# SET EXERCISE
Everything in the listing should be restated word for word.

(Stored records)
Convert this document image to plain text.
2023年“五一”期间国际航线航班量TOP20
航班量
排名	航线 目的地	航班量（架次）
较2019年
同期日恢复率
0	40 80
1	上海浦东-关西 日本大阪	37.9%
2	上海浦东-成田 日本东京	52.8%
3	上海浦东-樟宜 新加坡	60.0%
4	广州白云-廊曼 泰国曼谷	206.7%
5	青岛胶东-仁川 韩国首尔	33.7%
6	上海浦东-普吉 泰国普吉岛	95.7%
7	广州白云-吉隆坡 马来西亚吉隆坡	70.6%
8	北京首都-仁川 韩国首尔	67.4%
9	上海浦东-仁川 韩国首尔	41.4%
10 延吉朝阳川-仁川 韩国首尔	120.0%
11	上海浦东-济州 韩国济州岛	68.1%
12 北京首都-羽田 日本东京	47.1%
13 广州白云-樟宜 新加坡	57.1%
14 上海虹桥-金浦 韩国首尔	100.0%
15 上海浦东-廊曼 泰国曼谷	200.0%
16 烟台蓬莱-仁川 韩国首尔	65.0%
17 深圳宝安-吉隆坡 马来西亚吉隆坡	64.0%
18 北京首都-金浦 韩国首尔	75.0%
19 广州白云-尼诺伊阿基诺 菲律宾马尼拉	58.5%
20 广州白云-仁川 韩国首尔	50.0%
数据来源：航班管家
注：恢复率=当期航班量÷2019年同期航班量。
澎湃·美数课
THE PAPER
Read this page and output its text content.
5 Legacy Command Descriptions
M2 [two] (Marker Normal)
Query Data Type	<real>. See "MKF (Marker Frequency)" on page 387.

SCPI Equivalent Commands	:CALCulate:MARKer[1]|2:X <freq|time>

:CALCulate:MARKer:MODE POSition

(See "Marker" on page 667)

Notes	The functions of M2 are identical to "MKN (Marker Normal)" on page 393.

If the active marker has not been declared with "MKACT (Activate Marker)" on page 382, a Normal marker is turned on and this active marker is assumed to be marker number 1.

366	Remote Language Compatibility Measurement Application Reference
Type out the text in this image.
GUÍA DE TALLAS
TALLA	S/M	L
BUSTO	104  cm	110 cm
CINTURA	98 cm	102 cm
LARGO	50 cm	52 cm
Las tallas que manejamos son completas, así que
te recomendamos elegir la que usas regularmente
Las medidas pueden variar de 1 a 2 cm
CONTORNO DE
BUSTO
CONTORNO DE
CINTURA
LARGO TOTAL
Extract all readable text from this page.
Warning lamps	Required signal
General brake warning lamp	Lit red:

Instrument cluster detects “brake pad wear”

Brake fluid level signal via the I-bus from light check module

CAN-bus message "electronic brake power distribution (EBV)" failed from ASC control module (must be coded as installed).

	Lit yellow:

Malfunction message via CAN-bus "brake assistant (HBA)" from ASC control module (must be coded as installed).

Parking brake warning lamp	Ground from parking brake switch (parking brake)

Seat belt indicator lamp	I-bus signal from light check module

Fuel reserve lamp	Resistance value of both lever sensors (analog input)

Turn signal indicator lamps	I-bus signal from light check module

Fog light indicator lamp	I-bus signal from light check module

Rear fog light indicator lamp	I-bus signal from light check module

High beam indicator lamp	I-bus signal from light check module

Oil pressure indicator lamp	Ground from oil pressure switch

# TASK OUTPUT
Convert this document image to plain text.
2023年“五一”期间国际航线航班量TOP20
航班量
排名	航线 目的地	航班量（架次）
较2019年
同期日恢复率
0	40 80
1	上海浦东-关西 日本大阪	37.9%
2	上海浦东-成田 日本东京	52.8%
3	上海浦东-樟宜 新加坡	60.0%
4	广州白云-廊曼 泰国曼谷	206.7%
5	青岛胶东-仁川 韩国首尔	33.7%
6	上海浦东-普吉 泰国普吉岛	95.7%
7	广州白云-吉隆坡 马来西亚吉隆坡	70.6%
8	北京首都-仁川 韩国首尔	67.4%
9	上海浦东-仁川 韩国首尔	41.4%
10 延吉朝阳川-仁川 韩国首尔	120.0%
11	上海浦东-济州 韩国济州岛	68.1%
12 北京首都-羽田 日本东京	47.1%
13 广州白云-樟宜 新加坡	57.1%
14 上海虹桥-金浦 韩国首尔	100.0%
15 上海浦东-廊曼 泰国曼谷	200.0%
16 烟台蓬莱-仁川 韩国首尔	65.0%
17 深圳宝安-吉隆坡 马来西亚吉隆坡	64.0%
18 北京首都-金浦 韩国首尔	75.0%
19 广州白云-尼诺伊阿基诺 菲律宾马尼拉	58.5%
20 广州白云-仁川 韩国首尔	50.0%
数据来源：航班管家
注：恢复率=当期航班量÷2019年同期航班量。
澎湃·美数课
THE PAPER
Read this page and output its text content.
5 Legacy Command Descriptions
M2 [two] (Marker Normal)
Query Data Type	<real>. See "MKF (Marker Frequency)" on page 387.

SCPI Equivalent Commands	:CALCulate:MARKer[1]|2:X <freq|time>

:CALCulate:MARKer:MODE POSition

(See "Marker" on page 667)

Notes	The functions of M2 are identical to "MKN (Marker Normal)" on page 393.

If the active marker has not been declared with "MKACT (Activate Marker)" on page 382, a Normal marker is turned on and this active marker is assumed to be marker number 1.

366	Remote Language Compatibility Measurement Application Reference
Type out the text in this image.
GUÍA DE TALLAS
TALLA	S/M	L
BUSTO	104  cm	110 cm
CINTURA	98 cm	102 cm
LARGO	50 cm	52 cm
Las tallas que manejamos son completas, así que
te recomendamos elegir la que usas regularmente
Las medidas pueden variar de 1 a 2 cm
CONTORNO DE
BUSTO
CONTORNO DE
CINTURA
LARGO TOTAL
Extract all readable text from this page.
Warning lamps	Required signal
General brake warning lamp	Lit red:

Instrument cluster detects “brake pad wear”

Brake fluid level signal via the I-bus from light check module

CAN-bus message "electronic brake power distribution (EBV)" failed from ASC control module (must be coded as installed).

	Lit yellow:

Malfunction message via CAN-bus "brake assistant (HBA)" from ASC control module (must be coded as installed).

Parking brake warning lamp	Ground from parking brake switch (parking brake)

Seat belt indicator lamp	I-bus signal from light check module

Fuel reserve lamp	Resistance value of both lever sensors (analog input)

Turn signal indicator lamps	I-bus signal from light check module

Fog light indicator lamp	I-bus signal from light check module

Rear fog light indicator lamp	I-bus signal from light check module

High beam indicator lamp	I-bus signal from light check module

Oil pressure indicator lamp	Ground from oil pressure switch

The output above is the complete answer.